§ **What is being asked**:
Return each line of the listing that contains the string "value".

(Structured figure records)
────────────────────

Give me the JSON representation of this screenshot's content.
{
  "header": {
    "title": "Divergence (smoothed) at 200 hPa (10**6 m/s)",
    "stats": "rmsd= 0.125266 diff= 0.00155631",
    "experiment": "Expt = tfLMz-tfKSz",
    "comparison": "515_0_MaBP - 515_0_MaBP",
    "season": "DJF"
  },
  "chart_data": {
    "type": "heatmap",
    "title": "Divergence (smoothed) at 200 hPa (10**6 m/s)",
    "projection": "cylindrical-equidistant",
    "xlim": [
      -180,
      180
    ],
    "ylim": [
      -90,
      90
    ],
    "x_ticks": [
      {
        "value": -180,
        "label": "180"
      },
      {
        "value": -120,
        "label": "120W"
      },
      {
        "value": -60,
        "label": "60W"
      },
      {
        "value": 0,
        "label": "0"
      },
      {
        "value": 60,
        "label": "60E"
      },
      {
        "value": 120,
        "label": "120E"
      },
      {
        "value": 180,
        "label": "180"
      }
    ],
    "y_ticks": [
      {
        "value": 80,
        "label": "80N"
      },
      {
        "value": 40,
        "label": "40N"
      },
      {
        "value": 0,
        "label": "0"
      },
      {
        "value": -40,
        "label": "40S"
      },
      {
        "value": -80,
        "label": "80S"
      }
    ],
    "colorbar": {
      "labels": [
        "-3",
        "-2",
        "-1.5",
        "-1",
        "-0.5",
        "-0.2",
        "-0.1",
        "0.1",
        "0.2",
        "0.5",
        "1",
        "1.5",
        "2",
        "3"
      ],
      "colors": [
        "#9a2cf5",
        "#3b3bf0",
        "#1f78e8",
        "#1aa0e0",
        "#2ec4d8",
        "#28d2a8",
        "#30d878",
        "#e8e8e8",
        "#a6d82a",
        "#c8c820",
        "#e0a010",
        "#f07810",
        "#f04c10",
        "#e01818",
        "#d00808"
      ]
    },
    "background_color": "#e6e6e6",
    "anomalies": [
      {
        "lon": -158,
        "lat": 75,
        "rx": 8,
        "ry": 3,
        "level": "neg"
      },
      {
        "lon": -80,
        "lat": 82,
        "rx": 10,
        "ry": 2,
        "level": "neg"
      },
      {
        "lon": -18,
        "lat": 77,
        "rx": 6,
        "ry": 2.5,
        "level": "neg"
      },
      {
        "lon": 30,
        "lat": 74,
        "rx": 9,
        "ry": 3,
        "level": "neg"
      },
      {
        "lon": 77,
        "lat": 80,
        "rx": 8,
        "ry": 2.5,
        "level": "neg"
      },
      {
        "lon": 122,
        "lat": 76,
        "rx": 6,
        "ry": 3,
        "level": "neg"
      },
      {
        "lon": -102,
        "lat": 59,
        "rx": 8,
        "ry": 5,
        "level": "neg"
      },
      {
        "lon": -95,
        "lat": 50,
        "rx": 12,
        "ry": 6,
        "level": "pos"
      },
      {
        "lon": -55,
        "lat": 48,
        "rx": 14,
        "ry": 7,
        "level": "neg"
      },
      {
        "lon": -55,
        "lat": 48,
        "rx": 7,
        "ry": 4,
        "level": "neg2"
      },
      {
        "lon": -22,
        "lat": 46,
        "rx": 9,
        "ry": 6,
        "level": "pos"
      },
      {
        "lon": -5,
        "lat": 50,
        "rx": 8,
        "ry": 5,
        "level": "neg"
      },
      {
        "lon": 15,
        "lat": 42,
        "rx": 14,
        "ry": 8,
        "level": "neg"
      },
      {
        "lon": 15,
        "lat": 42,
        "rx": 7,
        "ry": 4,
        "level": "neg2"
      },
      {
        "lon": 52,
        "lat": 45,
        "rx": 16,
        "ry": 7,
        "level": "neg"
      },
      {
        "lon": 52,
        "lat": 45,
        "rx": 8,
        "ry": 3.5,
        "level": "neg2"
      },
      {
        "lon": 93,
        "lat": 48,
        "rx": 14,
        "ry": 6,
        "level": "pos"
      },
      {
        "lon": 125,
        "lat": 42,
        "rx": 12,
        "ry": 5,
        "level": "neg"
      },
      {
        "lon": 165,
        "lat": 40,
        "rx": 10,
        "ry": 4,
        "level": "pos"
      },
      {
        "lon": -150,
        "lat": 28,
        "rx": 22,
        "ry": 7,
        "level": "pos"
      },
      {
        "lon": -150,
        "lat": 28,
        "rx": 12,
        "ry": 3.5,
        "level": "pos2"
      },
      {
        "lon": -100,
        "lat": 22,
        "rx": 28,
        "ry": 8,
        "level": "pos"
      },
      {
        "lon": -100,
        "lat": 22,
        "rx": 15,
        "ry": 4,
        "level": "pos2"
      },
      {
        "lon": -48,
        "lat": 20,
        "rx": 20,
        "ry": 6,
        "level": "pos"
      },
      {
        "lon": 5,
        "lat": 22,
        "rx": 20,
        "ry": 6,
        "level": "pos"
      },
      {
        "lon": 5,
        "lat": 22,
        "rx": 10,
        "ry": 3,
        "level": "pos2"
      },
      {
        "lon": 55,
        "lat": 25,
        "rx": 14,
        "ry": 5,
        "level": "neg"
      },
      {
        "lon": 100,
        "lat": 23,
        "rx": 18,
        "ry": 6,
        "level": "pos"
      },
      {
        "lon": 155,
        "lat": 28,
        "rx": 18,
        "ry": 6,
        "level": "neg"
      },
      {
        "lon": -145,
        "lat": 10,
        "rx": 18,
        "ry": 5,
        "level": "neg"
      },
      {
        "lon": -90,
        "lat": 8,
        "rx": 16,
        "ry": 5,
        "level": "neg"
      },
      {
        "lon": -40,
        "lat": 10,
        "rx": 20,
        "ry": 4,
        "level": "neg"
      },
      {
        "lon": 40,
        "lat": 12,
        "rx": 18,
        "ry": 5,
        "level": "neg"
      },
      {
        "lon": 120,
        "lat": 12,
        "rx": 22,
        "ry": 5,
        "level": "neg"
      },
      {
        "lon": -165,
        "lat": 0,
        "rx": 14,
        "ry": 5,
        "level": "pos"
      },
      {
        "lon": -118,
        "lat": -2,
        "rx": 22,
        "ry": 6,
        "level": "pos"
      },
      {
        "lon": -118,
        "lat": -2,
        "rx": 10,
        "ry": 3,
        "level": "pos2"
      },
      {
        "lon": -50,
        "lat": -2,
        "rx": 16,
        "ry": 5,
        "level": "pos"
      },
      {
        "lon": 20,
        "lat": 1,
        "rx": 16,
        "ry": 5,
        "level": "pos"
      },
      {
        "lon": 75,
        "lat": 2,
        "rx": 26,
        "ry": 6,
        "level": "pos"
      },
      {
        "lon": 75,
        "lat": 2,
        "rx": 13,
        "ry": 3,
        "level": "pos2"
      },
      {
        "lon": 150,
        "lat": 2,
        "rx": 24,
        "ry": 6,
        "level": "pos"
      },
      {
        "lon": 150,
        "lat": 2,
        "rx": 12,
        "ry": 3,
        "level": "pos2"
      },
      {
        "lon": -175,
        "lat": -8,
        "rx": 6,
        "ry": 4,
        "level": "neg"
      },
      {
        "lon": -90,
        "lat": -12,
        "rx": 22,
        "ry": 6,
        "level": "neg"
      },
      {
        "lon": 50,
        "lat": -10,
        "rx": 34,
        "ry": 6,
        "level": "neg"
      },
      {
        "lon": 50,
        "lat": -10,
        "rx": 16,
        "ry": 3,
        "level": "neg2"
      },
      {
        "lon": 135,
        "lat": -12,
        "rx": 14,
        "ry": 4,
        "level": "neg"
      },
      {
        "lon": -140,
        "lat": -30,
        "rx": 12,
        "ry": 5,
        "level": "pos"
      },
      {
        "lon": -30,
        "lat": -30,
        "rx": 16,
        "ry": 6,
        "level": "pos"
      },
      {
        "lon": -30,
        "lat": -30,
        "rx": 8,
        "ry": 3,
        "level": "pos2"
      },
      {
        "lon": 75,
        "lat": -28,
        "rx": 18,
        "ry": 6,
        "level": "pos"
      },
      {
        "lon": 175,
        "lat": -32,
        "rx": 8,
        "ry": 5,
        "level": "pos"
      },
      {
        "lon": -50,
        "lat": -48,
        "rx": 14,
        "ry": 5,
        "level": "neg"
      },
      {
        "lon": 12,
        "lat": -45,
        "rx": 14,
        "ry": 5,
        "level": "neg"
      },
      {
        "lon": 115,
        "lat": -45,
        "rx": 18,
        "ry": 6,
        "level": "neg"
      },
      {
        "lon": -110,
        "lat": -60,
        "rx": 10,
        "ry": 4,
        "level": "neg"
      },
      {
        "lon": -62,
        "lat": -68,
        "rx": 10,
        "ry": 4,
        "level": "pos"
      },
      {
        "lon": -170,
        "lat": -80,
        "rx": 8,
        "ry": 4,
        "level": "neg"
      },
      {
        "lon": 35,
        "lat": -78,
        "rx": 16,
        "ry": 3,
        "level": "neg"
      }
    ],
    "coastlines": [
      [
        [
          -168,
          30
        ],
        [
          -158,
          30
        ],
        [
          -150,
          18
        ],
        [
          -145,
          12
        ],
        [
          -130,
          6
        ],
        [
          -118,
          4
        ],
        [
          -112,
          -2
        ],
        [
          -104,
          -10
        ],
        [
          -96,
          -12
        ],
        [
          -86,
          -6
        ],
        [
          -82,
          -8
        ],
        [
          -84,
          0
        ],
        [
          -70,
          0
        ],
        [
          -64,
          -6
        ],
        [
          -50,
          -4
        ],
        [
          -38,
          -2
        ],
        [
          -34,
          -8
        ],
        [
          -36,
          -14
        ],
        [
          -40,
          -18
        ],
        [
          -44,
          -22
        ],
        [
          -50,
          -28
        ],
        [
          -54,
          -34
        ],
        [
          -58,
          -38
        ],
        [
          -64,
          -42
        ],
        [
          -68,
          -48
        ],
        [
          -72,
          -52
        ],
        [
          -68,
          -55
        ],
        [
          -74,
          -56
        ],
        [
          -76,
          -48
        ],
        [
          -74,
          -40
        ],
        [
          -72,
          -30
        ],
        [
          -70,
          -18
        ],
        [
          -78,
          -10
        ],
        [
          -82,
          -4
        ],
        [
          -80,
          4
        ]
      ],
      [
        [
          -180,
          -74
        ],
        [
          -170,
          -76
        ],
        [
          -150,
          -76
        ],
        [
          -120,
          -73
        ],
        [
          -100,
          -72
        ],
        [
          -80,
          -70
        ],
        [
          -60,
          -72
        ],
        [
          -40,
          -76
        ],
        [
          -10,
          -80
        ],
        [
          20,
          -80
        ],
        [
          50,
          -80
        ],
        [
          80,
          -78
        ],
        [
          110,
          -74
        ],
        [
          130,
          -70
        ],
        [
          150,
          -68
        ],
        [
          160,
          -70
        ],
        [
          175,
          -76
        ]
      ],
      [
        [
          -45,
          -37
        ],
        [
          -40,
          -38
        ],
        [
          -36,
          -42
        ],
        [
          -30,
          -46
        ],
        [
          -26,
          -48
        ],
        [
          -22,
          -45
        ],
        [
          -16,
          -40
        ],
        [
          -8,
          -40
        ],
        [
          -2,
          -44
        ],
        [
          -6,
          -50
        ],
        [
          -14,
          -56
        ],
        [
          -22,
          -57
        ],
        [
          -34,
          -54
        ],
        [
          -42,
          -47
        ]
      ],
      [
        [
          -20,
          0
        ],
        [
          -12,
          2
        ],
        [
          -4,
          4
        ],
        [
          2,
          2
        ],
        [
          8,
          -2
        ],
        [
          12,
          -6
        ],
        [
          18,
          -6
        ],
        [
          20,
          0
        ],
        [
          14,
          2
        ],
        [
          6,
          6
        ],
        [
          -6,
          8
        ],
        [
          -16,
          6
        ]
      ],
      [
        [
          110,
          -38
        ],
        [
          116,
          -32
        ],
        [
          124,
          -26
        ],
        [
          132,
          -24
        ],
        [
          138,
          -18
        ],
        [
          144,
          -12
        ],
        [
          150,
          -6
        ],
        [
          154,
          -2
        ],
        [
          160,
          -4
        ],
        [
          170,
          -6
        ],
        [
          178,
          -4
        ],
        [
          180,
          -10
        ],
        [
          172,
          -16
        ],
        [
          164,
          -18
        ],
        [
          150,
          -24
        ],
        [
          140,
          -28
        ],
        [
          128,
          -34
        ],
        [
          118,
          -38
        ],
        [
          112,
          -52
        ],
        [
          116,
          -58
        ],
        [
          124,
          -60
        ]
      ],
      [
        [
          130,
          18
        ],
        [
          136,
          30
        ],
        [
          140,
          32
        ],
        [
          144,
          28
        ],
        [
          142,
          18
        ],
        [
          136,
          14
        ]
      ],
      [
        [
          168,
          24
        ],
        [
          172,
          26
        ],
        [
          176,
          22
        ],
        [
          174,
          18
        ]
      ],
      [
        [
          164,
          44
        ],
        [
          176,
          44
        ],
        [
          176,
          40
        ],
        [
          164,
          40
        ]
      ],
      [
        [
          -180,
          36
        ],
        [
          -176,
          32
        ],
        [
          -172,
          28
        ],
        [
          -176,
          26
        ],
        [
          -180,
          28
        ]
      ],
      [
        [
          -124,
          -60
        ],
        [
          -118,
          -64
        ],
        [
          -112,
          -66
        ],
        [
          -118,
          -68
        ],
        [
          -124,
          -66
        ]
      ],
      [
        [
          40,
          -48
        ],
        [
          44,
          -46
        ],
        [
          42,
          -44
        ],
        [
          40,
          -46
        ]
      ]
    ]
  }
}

────────────────────

§ **Solution to the exercise**:
        "value": -180,
        "value": -120,
        "value": -60,
        "value": 0,
        "value": 60,
        "value": 120,
        "value": 180,
        "value": 80,
        "value": 40,
        "value": 0,
        "value": -40,
        "value": -80,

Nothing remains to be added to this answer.